* Start *

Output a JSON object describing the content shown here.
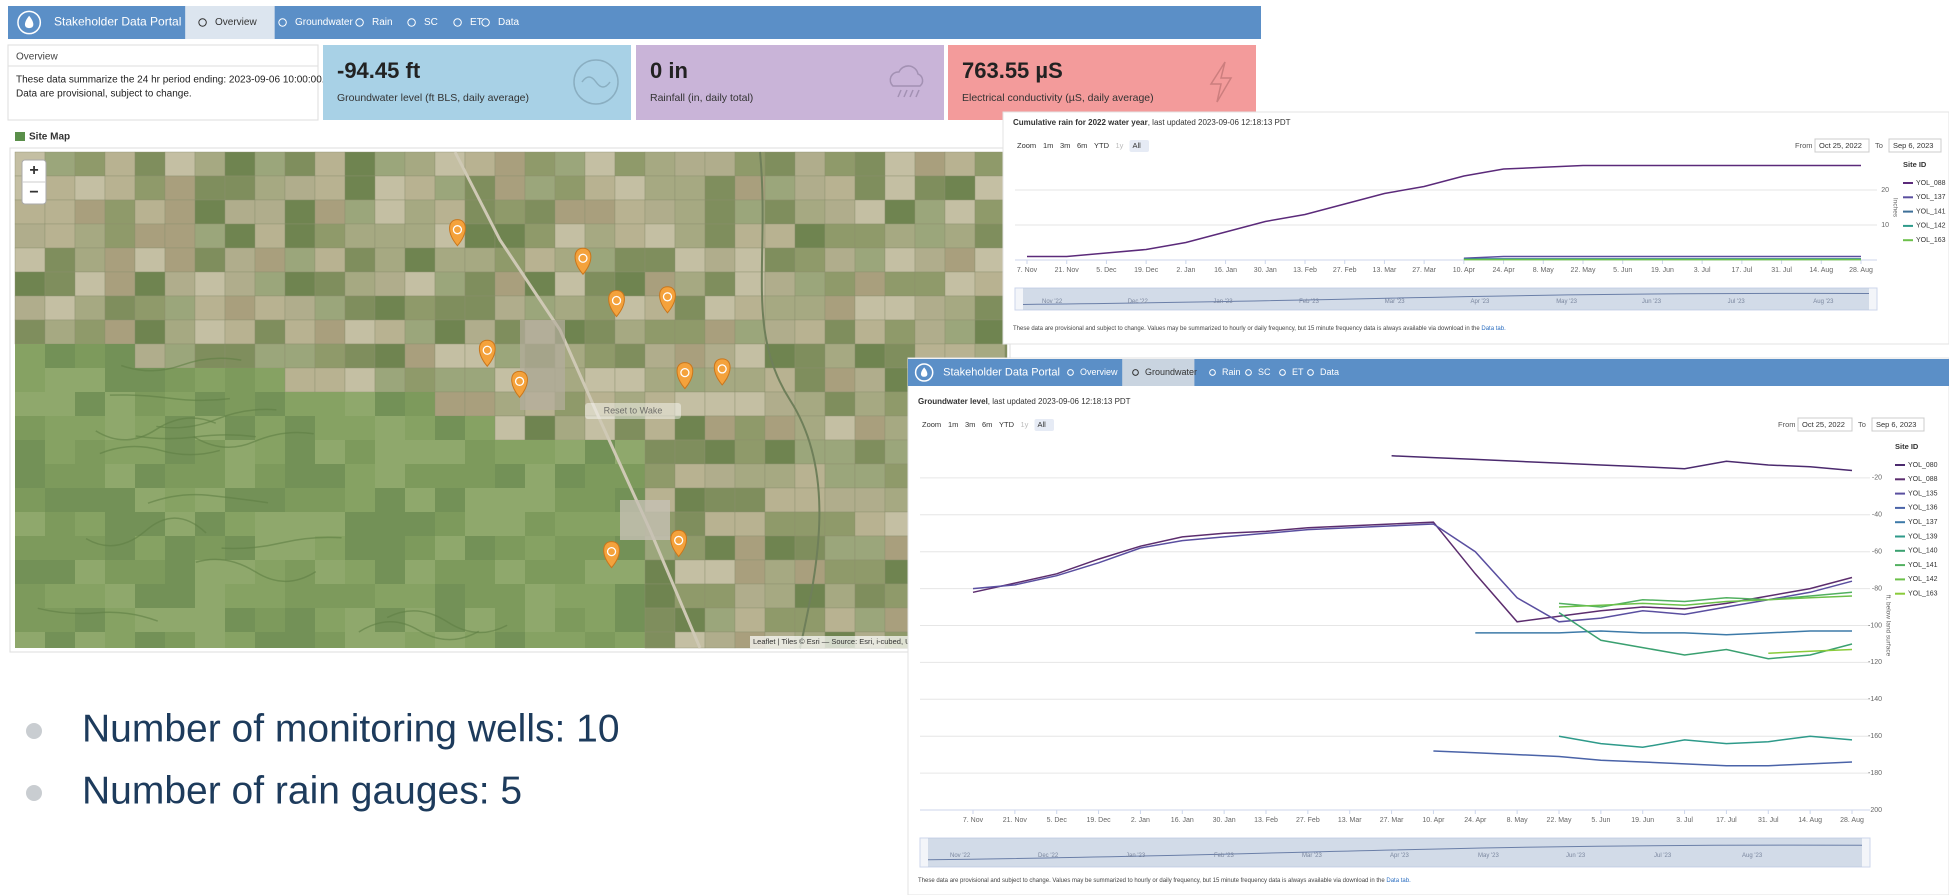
{
  "nav": {
    "title": "Stakeholder Data Portal",
    "tabs": [
      "Overview",
      "Groundwater",
      "Rain",
      "SC",
      "ET",
      "Data"
    ]
  },
  "overview": {
    "heading": "Overview",
    "lines": [
      "These data summarize the 24 hr period ending: 2023-09-06 10:00:00.",
      "Data are provisional, subject to change."
    ]
  },
  "cards": [
    {
      "value": "-94.45 ft",
      "label": "Groundwater level (ft BLS, daily average)",
      "color": "#a8d1e6"
    },
    {
      "value": "0 in",
      "label": "Rainfall (in, daily total)",
      "color": "#c9b4d8"
    },
    {
      "value": "763.55 µS",
      "label": "Electrical conductivity (µS, daily average)",
      "color": "#f39b9b"
    }
  ],
  "site_map": {
    "heading": "Site Map",
    "zoom_in": "+",
    "zoom_out": "−",
    "reset": "Reset to Wake",
    "attribution": "Leaflet | Tiles © Esri — Source: Esri, i-cubed, U"
  },
  "bullets": [
    "Number of monitoring wells: 10",
    "Number of rain gauges: 5"
  ],
  "rain_chart": {
    "type": "line",
    "title_bold": "Cumulative rain for 2022 water year",
    "title_rest": ", last updated 2023-09-06 12:18:13 PDT",
    "zoom": [
      "Zoom",
      "1m",
      "3m",
      "6m",
      "YTD",
      "1y",
      "All"
    ],
    "from_label": "From",
    "from": "Oct 25, 2022",
    "to_label": "To",
    "to": "Sep 6, 2023",
    "y_label": "Inches",
    "legend_title": "Site ID",
    "categories": [
      "7. Nov",
      "21. Nov",
      "5. Dec",
      "19. Dec",
      "2. Jan",
      "16. Jan",
      "30. Jan",
      "13. Feb",
      "27. Feb",
      "13. Mar",
      "27. Mar",
      "10. Apr",
      "24. Apr",
      "8. May",
      "22. May",
      "5. Jun",
      "19. Jun",
      "3. Jul",
      "17. Jul",
      "31. Jul",
      "14. Aug",
      "28. Aug"
    ],
    "ylim": [
      0,
      30
    ],
    "yticks": [
      10,
      20
    ],
    "navigator": [
      "Nov '22",
      "Dec '22",
      "Jan '23",
      "Feb '23",
      "Mar '23",
      "Apr '23",
      "May '23",
      "Jun '23",
      "Jul '23",
      "Aug '23"
    ],
    "footnote": "These data are provisional and subject to change. Values may be summarized to hourly or daily frequency, but 15 minute frequency data is always available via download in the ",
    "footnote_link": "Data tab.",
    "series": [
      {
        "name": "YOL_088",
        "color": "#5b2a7a",
        "values": [
          1,
          1,
          2,
          3,
          5,
          8,
          11,
          13,
          16,
          19,
          21,
          24,
          26,
          26.5,
          27,
          27,
          27,
          27,
          27,
          27,
          27,
          27
        ]
      },
      {
        "name": "YOL_137",
        "color": "#5a4fa0",
        "values": [
          null,
          null,
          null,
          null,
          null,
          null,
          null,
          null,
          null,
          null,
          null,
          0.5,
          1,
          1,
          1,
          1,
          1,
          1,
          1,
          1,
          1,
          1
        ]
      },
      {
        "name": "YOL_141",
        "color": "#3d6f98",
        "values": [
          null,
          null,
          null,
          null,
          null,
          null,
          null,
          null,
          null,
          null,
          null,
          0.3,
          0.3,
          0.3,
          0.3,
          0.3,
          0.3,
          0.3,
          0.3,
          0.3,
          0.3,
          0.3
        ]
      },
      {
        "name": "YOL_142",
        "color": "#2e9a8a",
        "values": [
          null,
          null,
          null,
          null,
          null,
          null,
          null,
          null,
          null,
          null,
          null,
          0.2,
          0.2,
          0.2,
          0.2,
          0.2,
          0.2,
          0.2,
          0.2,
          0.2,
          0.2,
          0.2
        ]
      },
      {
        "name": "YOL_163",
        "color": "#6cc04a",
        "values": [
          null,
          null,
          null,
          null,
          null,
          null,
          null,
          null,
          null,
          null,
          null,
          0.1,
          0.1,
          0.1,
          0.1,
          0.1,
          0.1,
          0.1,
          0.1,
          0.1,
          0.1,
          0.1
        ]
      }
    ]
  },
  "gw_chart": {
    "type": "line",
    "title_bold": "Groundwater level",
    "title_rest": ", last updated 2023-09-06 12:18:13 PDT",
    "zoom": [
      "Zoom",
      "1m",
      "3m",
      "6m",
      "YTD",
      "1y",
      "All"
    ],
    "from_label": "From",
    "from": "Oct 25, 2022",
    "to_label": "To",
    "to": "Sep 6, 2023",
    "y_label": "ft. below land surface",
    "legend_title": "Site ID",
    "categories": [
      "7. Nov",
      "21. Nov",
      "5. Dec",
      "19. Dec",
      "2. Jan",
      "16. Jan",
      "30. Jan",
      "13. Feb",
      "27. Feb",
      "13. Mar",
      "27. Mar",
      "10. Apr",
      "24. Apr",
      "8. May",
      "22. May",
      "5. Jun",
      "19. Jun",
      "3. Jul",
      "17. Jul",
      "31. Jul",
      "14. Aug",
      "28. Aug"
    ],
    "ylim": [
      -200,
      0
    ],
    "yticks": [
      -20,
      -40,
      -60,
      -80,
      -100,
      -120,
      -140,
      -160,
      -180,
      -200
    ],
    "navigator": [
      "Nov '22",
      "Dec '22",
      "Jan '23",
      "Feb '23",
      "Mar '23",
      "Apr '23",
      "May '23",
      "Jun '23",
      "Jul '23",
      "Aug '23"
    ],
    "footnote": "These data are provisional and subject to change. Values may be summarized to hourly or daily frequency, but 15 minute frequency data is always available via download in the ",
    "footnote_link": "Data tab.",
    "series": [
      {
        "name": "YOL_080",
        "color": "#4b2a6e",
        "values": [
          null,
          null,
          null,
          null,
          null,
          null,
          null,
          null,
          null,
          null,
          -8,
          -9,
          -10,
          -11,
          -12,
          -13,
          -14,
          -15,
          -11,
          -13,
          -14,
          -16
        ]
      },
      {
        "name": "YOL_088",
        "color": "#5c2d6e",
        "values": [
          -82,
          -77,
          -72,
          -64,
          -57,
          -52,
          -50,
          -49,
          -47,
          -46,
          -45,
          -44,
          -72,
          -98,
          -95,
          -92,
          -90,
          -91,
          -88,
          -84,
          -80,
          -74
        ]
      },
      {
        "name": "YOL_135",
        "color": "#5a4fa0",
        "values": [
          -80,
          -78,
          -73,
          -66,
          -58,
          -54,
          -52,
          -50,
          -48,
          -47,
          -46,
          -45,
          -60,
          -85,
          -98,
          -96,
          -92,
          -94,
          -90,
          -86,
          -82,
          -76
        ]
      },
      {
        "name": "YOL_136",
        "color": "#4a63a8",
        "values": [
          null,
          null,
          null,
          null,
          null,
          null,
          null,
          null,
          null,
          null,
          null,
          -168,
          -169,
          -170,
          -171,
          -173,
          -174,
          -175,
          -176,
          -176,
          -175,
          -174
        ]
      },
      {
        "name": "YOL_137",
        "color": "#3d7aa8",
        "values": [
          null,
          null,
          null,
          null,
          null,
          null,
          null,
          null,
          null,
          null,
          null,
          null,
          -104,
          -104,
          -104,
          -103,
          -104,
          -104,
          -105,
          -104,
          -103,
          -103
        ]
      },
      {
        "name": "YOL_139",
        "color": "#2e9a8a",
        "values": [
          null,
          null,
          null,
          null,
          null,
          null,
          null,
          null,
          null,
          null,
          null,
          null,
          null,
          null,
          -160,
          -164,
          -166,
          -162,
          -164,
          -163,
          -160,
          -162
        ]
      },
      {
        "name": "YOL_140",
        "color": "#3aa070",
        "values": [
          null,
          null,
          null,
          null,
          null,
          null,
          null,
          null,
          null,
          null,
          null,
          null,
          null,
          null,
          -93,
          -108,
          -112,
          -116,
          -113,
          -118,
          -116,
          -110
        ]
      },
      {
        "name": "YOL_141",
        "color": "#52b060",
        "values": [
          null,
          null,
          null,
          null,
          null,
          null,
          null,
          null,
          null,
          null,
          null,
          null,
          null,
          null,
          -88,
          -90,
          -86,
          -87,
          -85,
          -86,
          -84,
          -82
        ]
      },
      {
        "name": "YOL_142",
        "color": "#6cc04a",
        "values": [
          null,
          null,
          null,
          null,
          null,
          null,
          null,
          null,
          null,
          null,
          null,
          null,
          null,
          null,
          -90,
          -89,
          -88,
          -89,
          -87,
          -86,
          -85,
          -84
        ]
      },
      {
        "name": "YOL_163",
        "color": "#8acb3a",
        "values": [
          null,
          null,
          null,
          null,
          null,
          null,
          null,
          null,
          null,
          null,
          null,
          null,
          null,
          null,
          null,
          null,
          null,
          null,
          null,
          -115,
          -114,
          -113
        ]
      }
    ]
  }
}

* End *

Prompt:
Lines containing the word "level" are to be tallied; report only the total.

Answer for the task:
2